Source data
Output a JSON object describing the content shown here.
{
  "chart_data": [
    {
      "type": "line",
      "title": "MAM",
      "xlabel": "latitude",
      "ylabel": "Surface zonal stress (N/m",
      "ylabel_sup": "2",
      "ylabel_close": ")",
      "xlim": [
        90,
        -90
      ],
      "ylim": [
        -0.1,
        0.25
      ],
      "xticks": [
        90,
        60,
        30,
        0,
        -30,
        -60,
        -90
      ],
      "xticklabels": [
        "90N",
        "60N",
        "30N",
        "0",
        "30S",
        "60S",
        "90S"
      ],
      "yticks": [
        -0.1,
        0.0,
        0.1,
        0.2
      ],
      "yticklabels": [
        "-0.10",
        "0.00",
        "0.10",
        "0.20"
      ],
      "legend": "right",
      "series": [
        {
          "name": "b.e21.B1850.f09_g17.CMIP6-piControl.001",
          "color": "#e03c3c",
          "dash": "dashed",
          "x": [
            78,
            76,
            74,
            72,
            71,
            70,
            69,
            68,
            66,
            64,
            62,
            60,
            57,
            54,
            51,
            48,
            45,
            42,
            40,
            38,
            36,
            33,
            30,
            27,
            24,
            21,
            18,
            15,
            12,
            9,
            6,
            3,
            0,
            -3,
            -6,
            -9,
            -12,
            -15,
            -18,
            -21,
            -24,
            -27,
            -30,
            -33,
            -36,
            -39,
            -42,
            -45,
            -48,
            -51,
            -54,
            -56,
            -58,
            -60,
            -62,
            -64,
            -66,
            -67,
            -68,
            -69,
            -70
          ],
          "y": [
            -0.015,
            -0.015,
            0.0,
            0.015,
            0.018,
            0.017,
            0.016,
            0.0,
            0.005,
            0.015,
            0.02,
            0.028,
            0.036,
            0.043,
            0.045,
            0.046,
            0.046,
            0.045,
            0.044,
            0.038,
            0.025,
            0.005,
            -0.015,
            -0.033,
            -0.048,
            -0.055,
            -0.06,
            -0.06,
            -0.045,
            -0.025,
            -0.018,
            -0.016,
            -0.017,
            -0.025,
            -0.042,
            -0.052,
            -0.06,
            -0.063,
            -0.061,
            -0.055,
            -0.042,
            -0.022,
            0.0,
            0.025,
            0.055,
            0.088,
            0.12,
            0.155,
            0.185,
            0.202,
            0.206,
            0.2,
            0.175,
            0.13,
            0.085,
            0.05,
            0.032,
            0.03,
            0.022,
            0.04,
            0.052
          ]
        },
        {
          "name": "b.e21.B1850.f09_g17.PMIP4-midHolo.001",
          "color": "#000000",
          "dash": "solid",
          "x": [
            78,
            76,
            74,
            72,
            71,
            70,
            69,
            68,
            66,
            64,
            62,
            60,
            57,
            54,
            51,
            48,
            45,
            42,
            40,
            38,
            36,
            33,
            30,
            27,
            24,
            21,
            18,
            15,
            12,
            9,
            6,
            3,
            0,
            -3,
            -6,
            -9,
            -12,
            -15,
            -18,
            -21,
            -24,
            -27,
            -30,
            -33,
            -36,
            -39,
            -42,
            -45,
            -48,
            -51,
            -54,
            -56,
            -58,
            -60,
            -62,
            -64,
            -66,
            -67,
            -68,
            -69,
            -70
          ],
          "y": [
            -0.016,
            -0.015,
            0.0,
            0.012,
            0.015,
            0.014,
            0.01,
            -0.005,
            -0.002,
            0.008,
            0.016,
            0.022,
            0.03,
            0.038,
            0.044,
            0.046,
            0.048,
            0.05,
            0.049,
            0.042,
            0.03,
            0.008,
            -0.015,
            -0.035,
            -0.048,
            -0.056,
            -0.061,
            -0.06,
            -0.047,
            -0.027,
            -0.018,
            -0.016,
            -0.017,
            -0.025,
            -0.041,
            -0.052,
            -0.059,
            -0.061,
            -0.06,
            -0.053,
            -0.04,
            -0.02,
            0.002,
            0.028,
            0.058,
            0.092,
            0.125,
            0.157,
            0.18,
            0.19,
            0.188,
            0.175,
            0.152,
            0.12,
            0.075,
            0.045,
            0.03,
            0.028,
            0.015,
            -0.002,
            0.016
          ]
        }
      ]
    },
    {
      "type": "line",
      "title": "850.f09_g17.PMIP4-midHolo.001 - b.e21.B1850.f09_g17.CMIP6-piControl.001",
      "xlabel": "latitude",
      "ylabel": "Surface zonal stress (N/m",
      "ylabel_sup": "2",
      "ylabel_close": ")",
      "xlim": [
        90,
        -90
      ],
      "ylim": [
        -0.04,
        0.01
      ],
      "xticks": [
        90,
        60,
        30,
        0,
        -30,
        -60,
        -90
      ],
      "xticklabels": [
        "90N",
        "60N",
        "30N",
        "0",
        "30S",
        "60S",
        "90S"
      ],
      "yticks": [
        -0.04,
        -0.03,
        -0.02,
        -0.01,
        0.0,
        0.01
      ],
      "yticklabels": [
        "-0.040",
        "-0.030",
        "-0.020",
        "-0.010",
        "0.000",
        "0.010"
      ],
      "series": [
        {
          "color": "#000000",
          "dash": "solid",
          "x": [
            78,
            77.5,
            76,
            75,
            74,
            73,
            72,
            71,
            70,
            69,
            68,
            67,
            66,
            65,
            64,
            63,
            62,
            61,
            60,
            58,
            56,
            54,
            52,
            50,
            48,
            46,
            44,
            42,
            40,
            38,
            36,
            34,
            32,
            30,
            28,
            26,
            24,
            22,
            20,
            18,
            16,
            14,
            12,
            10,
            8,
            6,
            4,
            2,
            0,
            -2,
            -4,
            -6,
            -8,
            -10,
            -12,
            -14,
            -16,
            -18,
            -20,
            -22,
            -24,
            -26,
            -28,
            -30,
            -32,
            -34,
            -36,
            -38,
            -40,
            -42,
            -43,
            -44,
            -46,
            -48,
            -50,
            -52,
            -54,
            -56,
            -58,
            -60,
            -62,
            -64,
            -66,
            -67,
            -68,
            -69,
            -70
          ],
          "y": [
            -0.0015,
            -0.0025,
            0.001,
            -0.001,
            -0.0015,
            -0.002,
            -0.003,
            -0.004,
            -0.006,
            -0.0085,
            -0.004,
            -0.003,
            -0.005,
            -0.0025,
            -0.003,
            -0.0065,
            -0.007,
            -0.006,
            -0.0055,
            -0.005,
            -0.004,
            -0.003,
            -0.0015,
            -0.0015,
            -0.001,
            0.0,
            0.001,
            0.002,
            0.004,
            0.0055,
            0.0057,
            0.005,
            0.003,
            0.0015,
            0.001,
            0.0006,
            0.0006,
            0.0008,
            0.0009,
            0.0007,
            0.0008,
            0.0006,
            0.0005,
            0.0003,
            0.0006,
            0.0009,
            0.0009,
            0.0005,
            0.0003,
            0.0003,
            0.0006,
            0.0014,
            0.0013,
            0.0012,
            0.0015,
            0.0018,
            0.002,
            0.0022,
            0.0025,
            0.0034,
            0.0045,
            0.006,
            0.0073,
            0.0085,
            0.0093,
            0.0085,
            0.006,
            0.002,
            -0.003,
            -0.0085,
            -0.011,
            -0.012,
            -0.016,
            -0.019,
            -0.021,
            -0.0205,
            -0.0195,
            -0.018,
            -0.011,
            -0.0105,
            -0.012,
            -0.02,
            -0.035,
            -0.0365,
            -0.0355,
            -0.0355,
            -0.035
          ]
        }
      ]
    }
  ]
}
* * *
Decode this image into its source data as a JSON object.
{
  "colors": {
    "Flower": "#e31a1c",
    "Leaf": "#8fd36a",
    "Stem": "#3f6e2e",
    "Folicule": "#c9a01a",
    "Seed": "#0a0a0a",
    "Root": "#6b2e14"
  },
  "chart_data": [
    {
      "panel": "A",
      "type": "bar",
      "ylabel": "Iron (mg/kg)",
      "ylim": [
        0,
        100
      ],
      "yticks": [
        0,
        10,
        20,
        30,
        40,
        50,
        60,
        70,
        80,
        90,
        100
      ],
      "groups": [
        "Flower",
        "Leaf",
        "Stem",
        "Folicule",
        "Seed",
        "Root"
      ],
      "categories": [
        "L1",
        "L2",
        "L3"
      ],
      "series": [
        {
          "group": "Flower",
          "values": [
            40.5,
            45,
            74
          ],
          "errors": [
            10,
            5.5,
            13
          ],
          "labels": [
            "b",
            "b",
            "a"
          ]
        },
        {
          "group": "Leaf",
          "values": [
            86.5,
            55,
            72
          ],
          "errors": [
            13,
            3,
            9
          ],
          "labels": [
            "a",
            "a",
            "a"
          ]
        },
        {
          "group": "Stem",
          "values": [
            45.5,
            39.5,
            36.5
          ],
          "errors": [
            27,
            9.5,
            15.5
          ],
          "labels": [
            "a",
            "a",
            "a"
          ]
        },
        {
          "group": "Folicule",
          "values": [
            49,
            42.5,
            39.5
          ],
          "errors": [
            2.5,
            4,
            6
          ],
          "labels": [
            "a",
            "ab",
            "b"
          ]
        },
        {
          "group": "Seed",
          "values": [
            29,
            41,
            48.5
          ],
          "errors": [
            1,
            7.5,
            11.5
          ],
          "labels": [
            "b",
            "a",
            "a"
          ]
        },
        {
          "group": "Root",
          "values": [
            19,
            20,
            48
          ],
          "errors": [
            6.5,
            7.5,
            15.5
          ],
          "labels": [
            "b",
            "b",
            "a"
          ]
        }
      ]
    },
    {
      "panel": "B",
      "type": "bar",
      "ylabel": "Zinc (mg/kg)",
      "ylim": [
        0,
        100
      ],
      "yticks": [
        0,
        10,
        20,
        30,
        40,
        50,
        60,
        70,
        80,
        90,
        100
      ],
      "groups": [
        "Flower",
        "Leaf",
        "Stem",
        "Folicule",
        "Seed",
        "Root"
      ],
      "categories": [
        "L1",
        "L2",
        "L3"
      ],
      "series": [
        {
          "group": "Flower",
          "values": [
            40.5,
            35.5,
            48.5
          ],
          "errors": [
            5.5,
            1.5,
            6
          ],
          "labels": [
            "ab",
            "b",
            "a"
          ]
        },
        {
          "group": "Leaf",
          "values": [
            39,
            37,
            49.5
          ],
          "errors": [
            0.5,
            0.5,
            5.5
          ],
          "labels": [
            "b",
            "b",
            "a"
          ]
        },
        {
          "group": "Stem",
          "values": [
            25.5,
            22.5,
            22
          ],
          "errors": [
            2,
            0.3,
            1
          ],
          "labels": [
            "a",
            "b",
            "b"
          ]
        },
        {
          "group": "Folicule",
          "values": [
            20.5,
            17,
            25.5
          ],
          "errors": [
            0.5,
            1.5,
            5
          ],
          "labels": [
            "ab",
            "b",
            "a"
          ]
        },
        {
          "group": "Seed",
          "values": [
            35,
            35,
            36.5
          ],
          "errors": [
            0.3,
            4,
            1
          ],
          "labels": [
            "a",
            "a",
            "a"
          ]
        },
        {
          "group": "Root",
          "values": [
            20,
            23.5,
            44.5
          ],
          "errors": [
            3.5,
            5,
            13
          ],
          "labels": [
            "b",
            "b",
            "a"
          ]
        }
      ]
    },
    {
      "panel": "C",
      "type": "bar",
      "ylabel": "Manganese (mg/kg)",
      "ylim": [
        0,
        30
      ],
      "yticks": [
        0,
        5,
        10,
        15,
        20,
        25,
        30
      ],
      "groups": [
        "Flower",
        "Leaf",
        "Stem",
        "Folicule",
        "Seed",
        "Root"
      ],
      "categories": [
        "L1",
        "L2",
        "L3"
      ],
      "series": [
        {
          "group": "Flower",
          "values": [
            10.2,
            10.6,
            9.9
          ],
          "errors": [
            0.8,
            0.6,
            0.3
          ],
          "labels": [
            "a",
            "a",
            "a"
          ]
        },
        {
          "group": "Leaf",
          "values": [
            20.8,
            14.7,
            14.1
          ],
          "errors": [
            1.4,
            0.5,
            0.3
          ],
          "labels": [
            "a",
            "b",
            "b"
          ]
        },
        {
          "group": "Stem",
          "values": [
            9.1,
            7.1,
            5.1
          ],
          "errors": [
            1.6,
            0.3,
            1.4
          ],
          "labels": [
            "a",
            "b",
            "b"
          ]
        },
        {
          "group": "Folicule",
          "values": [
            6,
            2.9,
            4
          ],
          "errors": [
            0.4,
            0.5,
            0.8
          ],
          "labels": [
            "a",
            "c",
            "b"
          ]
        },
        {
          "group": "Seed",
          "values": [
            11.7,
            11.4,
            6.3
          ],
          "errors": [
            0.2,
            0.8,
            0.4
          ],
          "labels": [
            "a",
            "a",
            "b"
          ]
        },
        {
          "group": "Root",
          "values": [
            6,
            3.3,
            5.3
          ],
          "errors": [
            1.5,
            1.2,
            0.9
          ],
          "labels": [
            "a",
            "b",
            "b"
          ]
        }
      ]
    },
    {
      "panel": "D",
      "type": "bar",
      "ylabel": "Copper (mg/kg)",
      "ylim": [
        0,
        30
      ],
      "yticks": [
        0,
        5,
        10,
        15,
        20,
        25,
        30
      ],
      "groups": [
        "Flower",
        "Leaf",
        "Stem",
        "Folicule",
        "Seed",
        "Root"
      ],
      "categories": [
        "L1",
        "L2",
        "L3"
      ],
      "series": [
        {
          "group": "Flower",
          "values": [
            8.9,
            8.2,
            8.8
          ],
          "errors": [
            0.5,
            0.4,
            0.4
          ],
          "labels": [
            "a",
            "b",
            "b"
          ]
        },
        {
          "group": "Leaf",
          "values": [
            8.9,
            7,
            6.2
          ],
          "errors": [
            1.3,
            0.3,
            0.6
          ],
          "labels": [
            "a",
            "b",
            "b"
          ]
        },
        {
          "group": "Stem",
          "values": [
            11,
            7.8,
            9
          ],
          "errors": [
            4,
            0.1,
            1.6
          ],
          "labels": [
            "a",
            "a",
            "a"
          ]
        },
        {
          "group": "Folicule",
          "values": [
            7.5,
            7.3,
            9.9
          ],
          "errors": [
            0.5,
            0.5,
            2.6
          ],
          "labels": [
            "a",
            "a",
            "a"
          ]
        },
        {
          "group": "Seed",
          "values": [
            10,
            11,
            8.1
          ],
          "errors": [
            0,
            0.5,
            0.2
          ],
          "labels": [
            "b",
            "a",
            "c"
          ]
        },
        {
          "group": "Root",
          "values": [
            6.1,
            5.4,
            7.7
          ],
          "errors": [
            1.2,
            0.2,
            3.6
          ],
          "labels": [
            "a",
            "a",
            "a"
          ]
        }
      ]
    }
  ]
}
* * *
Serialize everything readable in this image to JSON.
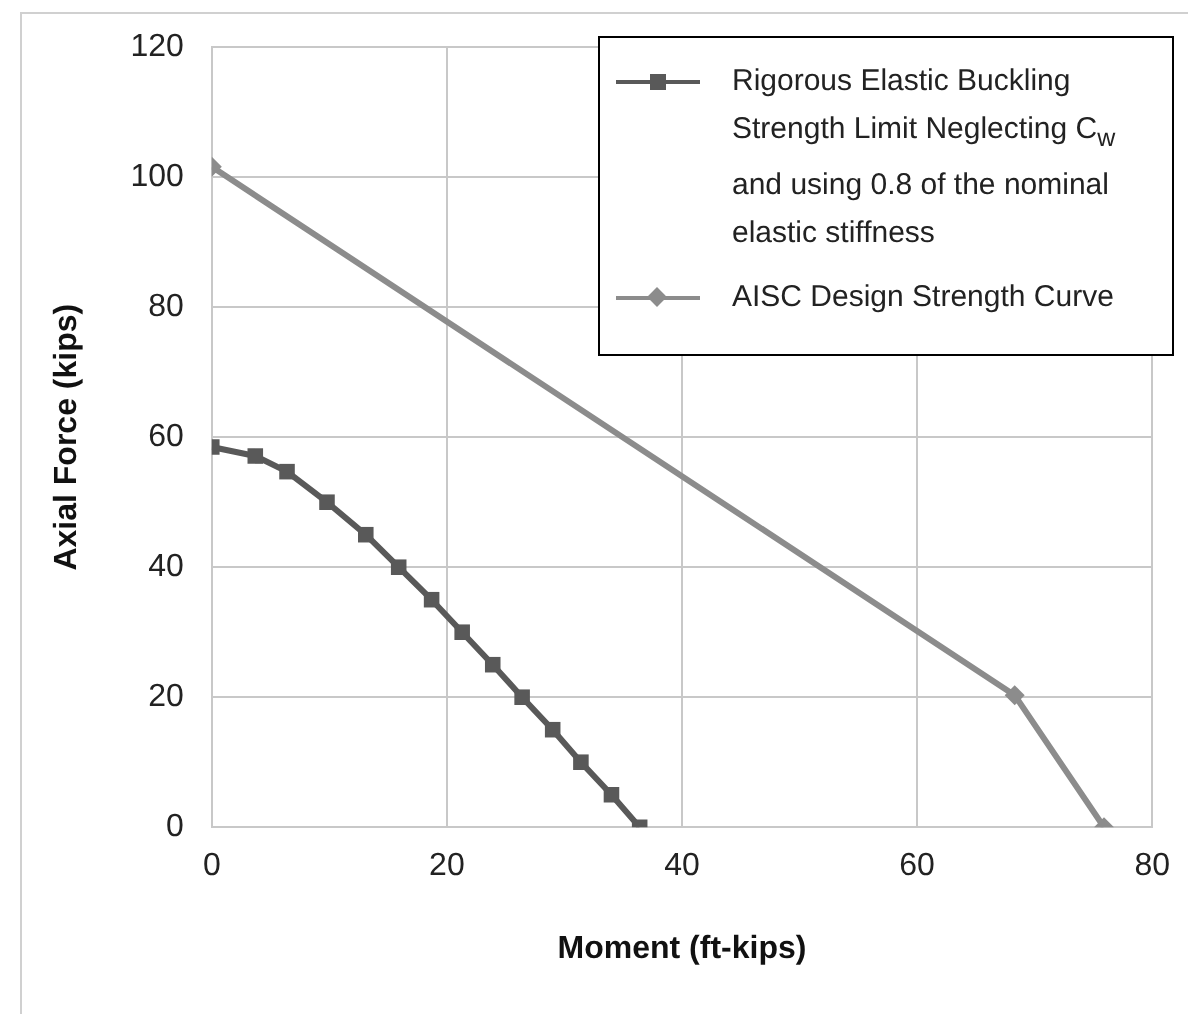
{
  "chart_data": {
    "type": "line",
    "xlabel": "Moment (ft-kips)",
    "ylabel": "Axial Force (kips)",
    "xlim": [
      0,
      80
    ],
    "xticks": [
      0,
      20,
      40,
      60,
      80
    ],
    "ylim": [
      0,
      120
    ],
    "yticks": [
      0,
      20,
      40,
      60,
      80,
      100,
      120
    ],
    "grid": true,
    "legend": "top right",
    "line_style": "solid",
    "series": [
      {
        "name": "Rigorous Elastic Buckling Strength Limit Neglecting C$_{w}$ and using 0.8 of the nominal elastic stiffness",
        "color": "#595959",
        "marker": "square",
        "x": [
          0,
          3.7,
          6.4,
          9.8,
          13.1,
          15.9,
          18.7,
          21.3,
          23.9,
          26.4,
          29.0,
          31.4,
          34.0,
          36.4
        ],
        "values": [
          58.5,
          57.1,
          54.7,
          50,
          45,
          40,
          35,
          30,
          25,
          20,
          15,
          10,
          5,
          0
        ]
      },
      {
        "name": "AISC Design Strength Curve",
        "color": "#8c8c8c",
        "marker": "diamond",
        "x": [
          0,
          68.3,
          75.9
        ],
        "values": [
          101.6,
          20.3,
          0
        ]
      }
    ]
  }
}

Task to carry out =>
Gather up every line in the data above that contains the word "Strength", copying each one.

Response =>
        "name": "Rigorous Elastic Buckling Strength Limit Neglecting C$_{w}$ and using 0.8 of the nominal elastic stiffness",
        "name": "AISC Design Strength Curve",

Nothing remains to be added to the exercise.